_The exercise_
Extract every line of the listing below and reproduce each one word for word, omitting the pictures.

_Data listing_
>> Start

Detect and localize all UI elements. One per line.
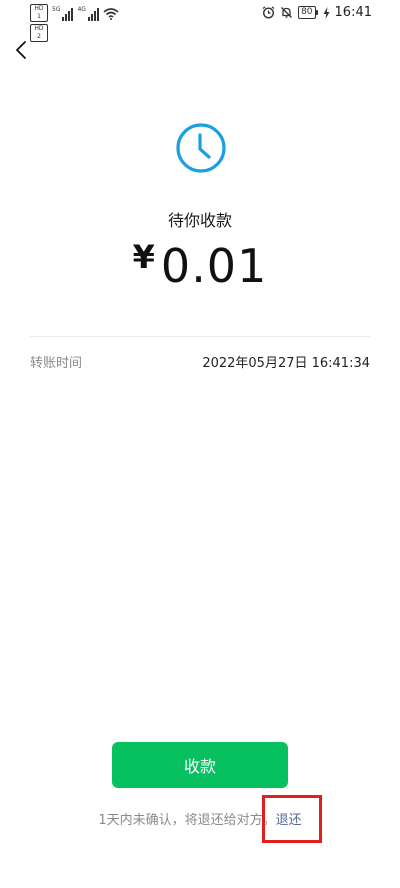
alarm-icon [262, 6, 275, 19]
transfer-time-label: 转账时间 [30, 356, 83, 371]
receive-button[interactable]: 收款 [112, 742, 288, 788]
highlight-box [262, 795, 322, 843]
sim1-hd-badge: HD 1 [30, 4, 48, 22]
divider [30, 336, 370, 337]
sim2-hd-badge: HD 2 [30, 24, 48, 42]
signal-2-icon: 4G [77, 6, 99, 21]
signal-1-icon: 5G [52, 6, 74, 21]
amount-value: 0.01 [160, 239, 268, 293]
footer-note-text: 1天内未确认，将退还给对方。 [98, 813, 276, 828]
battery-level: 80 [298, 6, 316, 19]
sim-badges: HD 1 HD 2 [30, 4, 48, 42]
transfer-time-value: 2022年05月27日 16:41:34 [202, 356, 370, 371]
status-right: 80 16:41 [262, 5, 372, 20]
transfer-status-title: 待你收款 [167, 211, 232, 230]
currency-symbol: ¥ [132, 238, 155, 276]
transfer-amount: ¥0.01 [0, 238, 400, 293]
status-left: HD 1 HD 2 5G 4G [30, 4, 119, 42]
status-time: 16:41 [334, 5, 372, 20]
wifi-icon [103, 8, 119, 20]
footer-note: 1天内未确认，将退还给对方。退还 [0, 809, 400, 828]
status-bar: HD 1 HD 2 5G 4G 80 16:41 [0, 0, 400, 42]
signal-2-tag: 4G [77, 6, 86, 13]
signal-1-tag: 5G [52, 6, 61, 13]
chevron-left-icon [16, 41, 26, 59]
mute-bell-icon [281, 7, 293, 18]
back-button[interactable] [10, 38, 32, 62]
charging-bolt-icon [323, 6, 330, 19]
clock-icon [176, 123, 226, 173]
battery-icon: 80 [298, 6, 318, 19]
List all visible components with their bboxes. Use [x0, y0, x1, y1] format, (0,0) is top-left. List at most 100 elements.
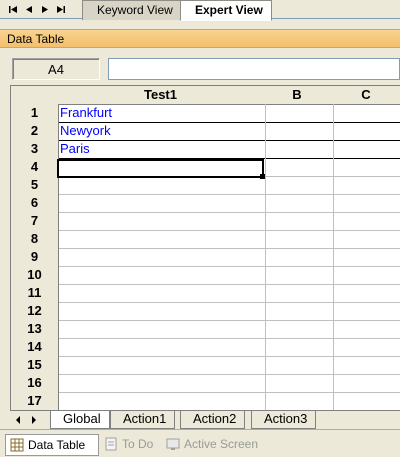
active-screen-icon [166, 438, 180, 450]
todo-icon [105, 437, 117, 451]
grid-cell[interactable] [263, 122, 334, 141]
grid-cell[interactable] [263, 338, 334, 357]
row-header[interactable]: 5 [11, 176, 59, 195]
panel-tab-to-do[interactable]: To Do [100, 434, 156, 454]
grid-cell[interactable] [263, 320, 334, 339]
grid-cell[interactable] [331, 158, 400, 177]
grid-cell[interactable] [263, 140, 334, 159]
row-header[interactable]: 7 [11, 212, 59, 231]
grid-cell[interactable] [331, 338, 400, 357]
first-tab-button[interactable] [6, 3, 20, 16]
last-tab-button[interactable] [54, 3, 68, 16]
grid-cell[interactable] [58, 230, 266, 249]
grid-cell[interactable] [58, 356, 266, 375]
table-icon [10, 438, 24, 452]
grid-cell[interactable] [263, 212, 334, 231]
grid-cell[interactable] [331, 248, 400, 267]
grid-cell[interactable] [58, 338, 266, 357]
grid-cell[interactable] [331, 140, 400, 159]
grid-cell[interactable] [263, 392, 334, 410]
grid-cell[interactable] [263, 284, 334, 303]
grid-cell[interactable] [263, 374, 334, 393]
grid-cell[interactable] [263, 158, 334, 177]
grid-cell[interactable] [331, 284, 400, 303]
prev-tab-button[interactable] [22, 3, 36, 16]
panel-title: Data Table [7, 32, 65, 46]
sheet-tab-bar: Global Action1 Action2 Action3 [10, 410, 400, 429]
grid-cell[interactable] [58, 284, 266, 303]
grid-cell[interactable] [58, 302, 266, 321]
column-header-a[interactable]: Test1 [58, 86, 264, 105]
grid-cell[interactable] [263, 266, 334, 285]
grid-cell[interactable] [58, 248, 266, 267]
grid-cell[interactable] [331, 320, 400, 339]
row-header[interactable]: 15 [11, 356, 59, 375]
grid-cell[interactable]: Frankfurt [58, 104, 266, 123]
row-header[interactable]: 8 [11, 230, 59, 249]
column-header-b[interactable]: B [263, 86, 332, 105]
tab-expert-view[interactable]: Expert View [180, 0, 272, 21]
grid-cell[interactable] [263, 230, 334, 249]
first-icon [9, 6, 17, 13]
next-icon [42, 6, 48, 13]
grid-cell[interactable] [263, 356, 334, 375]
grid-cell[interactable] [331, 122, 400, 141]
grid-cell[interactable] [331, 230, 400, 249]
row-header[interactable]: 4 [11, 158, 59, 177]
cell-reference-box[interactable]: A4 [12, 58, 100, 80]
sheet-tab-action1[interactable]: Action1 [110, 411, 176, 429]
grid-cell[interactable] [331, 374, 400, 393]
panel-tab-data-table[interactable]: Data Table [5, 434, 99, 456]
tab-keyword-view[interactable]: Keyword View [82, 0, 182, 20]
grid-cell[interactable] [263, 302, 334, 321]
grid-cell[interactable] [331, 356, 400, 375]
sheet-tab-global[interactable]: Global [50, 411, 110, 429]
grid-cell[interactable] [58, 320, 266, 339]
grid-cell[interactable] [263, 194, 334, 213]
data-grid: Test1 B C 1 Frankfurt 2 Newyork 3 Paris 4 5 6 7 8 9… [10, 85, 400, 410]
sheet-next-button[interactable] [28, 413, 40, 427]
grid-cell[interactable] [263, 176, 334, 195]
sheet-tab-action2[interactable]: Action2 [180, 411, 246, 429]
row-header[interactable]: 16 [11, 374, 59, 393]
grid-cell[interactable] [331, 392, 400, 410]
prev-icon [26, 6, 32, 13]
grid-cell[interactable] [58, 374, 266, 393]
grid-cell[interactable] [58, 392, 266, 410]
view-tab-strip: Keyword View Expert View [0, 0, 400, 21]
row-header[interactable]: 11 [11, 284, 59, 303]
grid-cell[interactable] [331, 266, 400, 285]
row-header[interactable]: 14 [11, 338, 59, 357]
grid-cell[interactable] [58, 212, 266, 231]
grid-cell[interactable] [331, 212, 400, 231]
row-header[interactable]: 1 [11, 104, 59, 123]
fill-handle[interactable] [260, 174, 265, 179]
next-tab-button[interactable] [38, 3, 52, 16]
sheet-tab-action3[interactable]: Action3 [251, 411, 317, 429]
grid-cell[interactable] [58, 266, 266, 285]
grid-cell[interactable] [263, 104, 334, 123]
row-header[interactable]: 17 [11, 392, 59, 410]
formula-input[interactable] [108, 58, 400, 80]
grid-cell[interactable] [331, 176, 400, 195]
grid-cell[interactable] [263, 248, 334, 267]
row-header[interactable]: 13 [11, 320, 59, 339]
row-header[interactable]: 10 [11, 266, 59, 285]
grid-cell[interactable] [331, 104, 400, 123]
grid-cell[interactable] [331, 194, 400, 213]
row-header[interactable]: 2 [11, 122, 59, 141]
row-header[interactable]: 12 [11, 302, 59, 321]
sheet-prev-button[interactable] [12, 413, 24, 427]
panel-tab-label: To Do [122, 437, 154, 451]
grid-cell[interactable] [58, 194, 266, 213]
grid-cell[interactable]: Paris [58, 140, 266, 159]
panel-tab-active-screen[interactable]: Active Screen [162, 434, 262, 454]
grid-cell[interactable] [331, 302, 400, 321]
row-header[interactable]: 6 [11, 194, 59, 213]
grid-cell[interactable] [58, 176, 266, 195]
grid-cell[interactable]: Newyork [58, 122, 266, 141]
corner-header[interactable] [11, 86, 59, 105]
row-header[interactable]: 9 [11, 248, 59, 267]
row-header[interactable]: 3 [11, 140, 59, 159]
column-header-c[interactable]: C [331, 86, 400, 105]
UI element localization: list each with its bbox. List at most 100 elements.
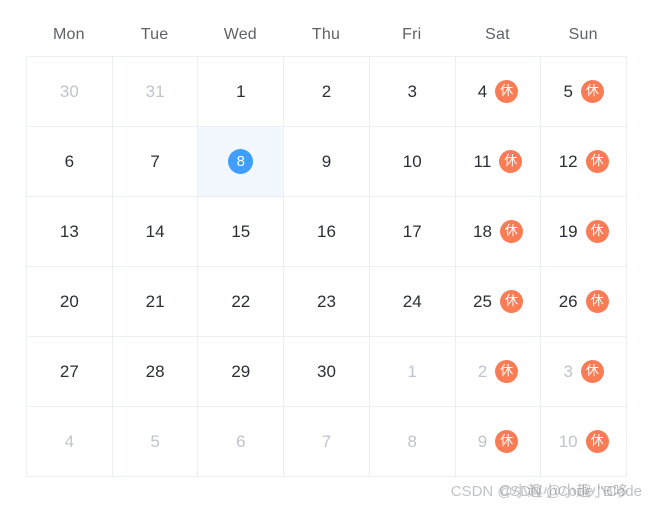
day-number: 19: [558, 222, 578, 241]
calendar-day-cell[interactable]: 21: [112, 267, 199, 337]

>> End

_Result below_
Detect and localize all UI elements. One per line.
alarm-icon [262, 6, 275, 19]
transfer-time-label: 转账时间 [30, 356, 83, 371]
receive-button[interactable]: 收款 [112, 742, 288, 788]
highlight-box [262, 795, 322, 843]
sim1-hd-badge: HD 1 [30, 4, 48, 22]
divider [30, 336, 370, 337]
sim2-hd-badge: HD 2 [30, 24, 48, 42]
signal-2-icon: 4G [77, 6, 99, 21]
signal-1-icon: 5G [52, 6, 74, 21]
amount-value: 0.01 [160, 239, 268, 293]
footer-note-text: 1天内未确认，将退还给对方。 [98, 813, 276, 828]
battery-level: 80 [298, 6, 316, 19]
sim-badges: HD 1 HD 2 [30, 4, 48, 42]
transfer-time-value: 2022年05月27日 16:41:34 [202, 356, 370, 371]
status-right: 80 16:41 [262, 5, 372, 20]
transfer-status-title: 待你收款 [167, 211, 232, 230]
currency-symbol: ¥ [132, 238, 155, 276]
transfer-amount: ¥0.01 [0, 238, 400, 293]
status-left: HD 1 HD 2 5G 4G [30, 4, 119, 42]
status-time: 16:41 [334, 5, 372, 20]
wifi-icon [103, 8, 119, 20]
footer-note: 1天内未确认，将退还给对方。退还 [0, 809, 400, 828]
status-bar: HD 1 HD 2 5G 4G 80 16:41 [0, 0, 400, 42]
signal-2-tag: 4G [77, 6, 86, 13]
signal-1-tag: 5G [52, 6, 61, 13]
chevron-left-icon [16, 41, 26, 59]
mute-bell-icon [281, 7, 293, 18]
back-button[interactable] [10, 38, 32, 62]
charging-bolt-icon [323, 6, 330, 19]
clock-icon [176, 123, 226, 173]
battery-icon: 80 [298, 6, 318, 19]
List all visible components with their bboxes. Use [x0, y0, x1, y1] format, (0,0) is top-left. List at most 100 elements.
active-screen-icon [166, 438, 180, 450]
todo-icon [105, 437, 117, 451]
grid-cell[interactable] [263, 122, 334, 141]
grid-cell[interactable] [263, 338, 334, 357]
row-header[interactable]: 5 [11, 176, 59, 195]
panel-tab-to-do[interactable]: To Do [100, 434, 156, 454]
grid-cell[interactable] [263, 320, 334, 339]
grid-cell[interactable] [331, 158, 400, 177]
grid-cell[interactable] [263, 140, 334, 159]
row-header[interactable]: 7 [11, 212, 59, 231]
grid-cell[interactable] [331, 338, 400, 357]
first-tab-button[interactable] [6, 3, 20, 16]
last-tab-button[interactable] [54, 3, 68, 16]
grid-cell[interactable] [58, 230, 266, 249]
grid-cell[interactable] [58, 356, 266, 375]
table-icon [10, 438, 24, 452]
grid-cell[interactable] [263, 212, 334, 231]
grid-cell[interactable] [331, 248, 400, 267]
grid-cell[interactable] [58, 338, 266, 357]
grid-cell[interactable] [331, 140, 400, 159]
grid-cell[interactable] [263, 392, 334, 410]
grid-cell[interactable] [263, 284, 334, 303]
grid-cell[interactable] [263, 374, 334, 393]
grid-cell[interactable] [263, 158, 334, 177]
grid-cell[interactable] [331, 284, 400, 303]
prev-tab-button[interactable] [22, 3, 36, 16]
panel-title: Data Table [7, 32, 65, 46]
sheet-tab-bar: Global Action1 Action2 Action3 [10, 410, 400, 429]
grid-cell[interactable] [58, 284, 266, 303]
grid-cell[interactable] [58, 302, 266, 321]
column-header-a[interactable]: Test1 [58, 86, 264, 105]
grid-cell[interactable] [263, 266, 334, 285]
grid-cell[interactable] [58, 248, 266, 267]
grid-cell[interactable] [331, 320, 400, 339]
row-header[interactable]: 15 [11, 356, 59, 375]
grid-cell[interactable]: Frankfurt [58, 104, 266, 123]
row-header[interactable]: 8 [11, 230, 59, 249]
column-header-b[interactable]: B [263, 86, 332, 105]
tab-expert-view[interactable]: Expert View [180, 0, 272, 21]
grid-cell[interactable] [263, 230, 334, 249]
first-icon [9, 6, 17, 13]
next-icon [42, 6, 48, 13]
grid-cell[interactable] [263, 356, 334, 375]
grid-cell[interactable] [331, 122, 400, 141]
grid-cell[interactable] [331, 230, 400, 249]
row-header[interactable]: 4 [11, 158, 59, 177]
cell-reference-box[interactable]: A4 [12, 58, 100, 80]
sheet-tab-action1[interactable]: Action1 [110, 411, 176, 429]
grid-cell[interactable] [331, 374, 400, 393]
panel-tab-data-table[interactable]: Data Table [5, 434, 99, 456]
tab-keyword-view[interactable]: Keyword View [82, 0, 182, 20]
grid-cell[interactable] [263, 302, 334, 321]
grid-cell[interactable] [331, 356, 400, 375]
sheet-tab-global[interactable]: Global [50, 411, 110, 429]
grid-cell[interactable] [58, 320, 266, 339]
grid-cell[interactable] [263, 194, 334, 213]
data-grid: Test1 B C 1 Frankfurt 2 Newyork 3 Paris 4 5 6 7 8 9… [10, 85, 400, 410]
sheet-next-button[interactable] [28, 413, 40, 427]
grid-cell[interactable] [263, 176, 334, 195]
sheet-tab-action2[interactable]: Action2 [180, 411, 246, 429]
row-header[interactable]: 16 [11, 374, 59, 393]
grid-cell[interactable] [331, 392, 400, 410]
prev-icon [26, 6, 32, 13]
grid-cell[interactable] [58, 374, 266, 393]
grid-cell[interactable] [58, 392, 266, 410]
view-tab-strip: Keyword View Expert View [0, 0, 400, 21]
row-header[interactable]: 11 [11, 284, 59, 303]
grid-cell[interactable] [331, 266, 400, 285]
row-header[interactable]: 14 [11, 338, 59, 357]
grid-cell[interactable] [58, 212, 266, 231]
grid-cell[interactable] [331, 212, 400, 231]
row-header[interactable]: 1 [11, 104, 59, 123]
fill-handle[interactable] [260, 174, 265, 179]
next-tab-button[interactable] [38, 3, 52, 16]
sheet-tab-action3[interactable]: Action3 [251, 411, 317, 429]
grid-cell[interactable] [58, 266, 266, 285]
grid-cell[interactable] [263, 104, 334, 123]
row-header[interactable]: 17 [11, 392, 59, 410]
formula-input[interactable] [108, 58, 400, 80]
grid-cell[interactable] [331, 176, 400, 195]
grid-cell[interactable] [263, 248, 334, 267]
row-header[interactable]: 13 [11, 320, 59, 339]
row-header[interactable]: 10 [11, 266, 59, 285]
grid-cell[interactable] [331, 104, 400, 123]
grid-cell[interactable] [331, 194, 400, 213]
row-header[interactable]: 2 [11, 122, 59, 141]
row-header[interactable]: 12 [11, 302, 59, 321]
sheet-prev-button[interactable] [12, 413, 24, 427]
panel-tab-label: To Do [122, 437, 154, 451]
grid-cell[interactable] [58, 194, 266, 213]
grid-cell[interactable]: Paris [58, 140, 266, 159]
panel-tab-active-screen[interactable]: Active Screen [162, 434, 262, 454]
grid-cell[interactable] [331, 302, 400, 321]
row-header[interactable]: 6 [11, 194, 59, 213]
grid-cell[interactable] [58, 176, 266, 195]
grid-cell[interactable]: Newyork [58, 122, 266, 141]
corner-header[interactable] [11, 86, 59, 105]
row-header[interactable]: 9 [11, 248, 59, 267]
row-header[interactable]: 3 [11, 140, 59, 159]
column-header-c[interactable]: C [331, 86, 400, 105]
UI element localization: list each with its bbox. List at most 100 elements.
day-number: 19: [558, 222, 578, 241]
calendar-day-cell[interactable]: 21: [112, 267, 199, 337]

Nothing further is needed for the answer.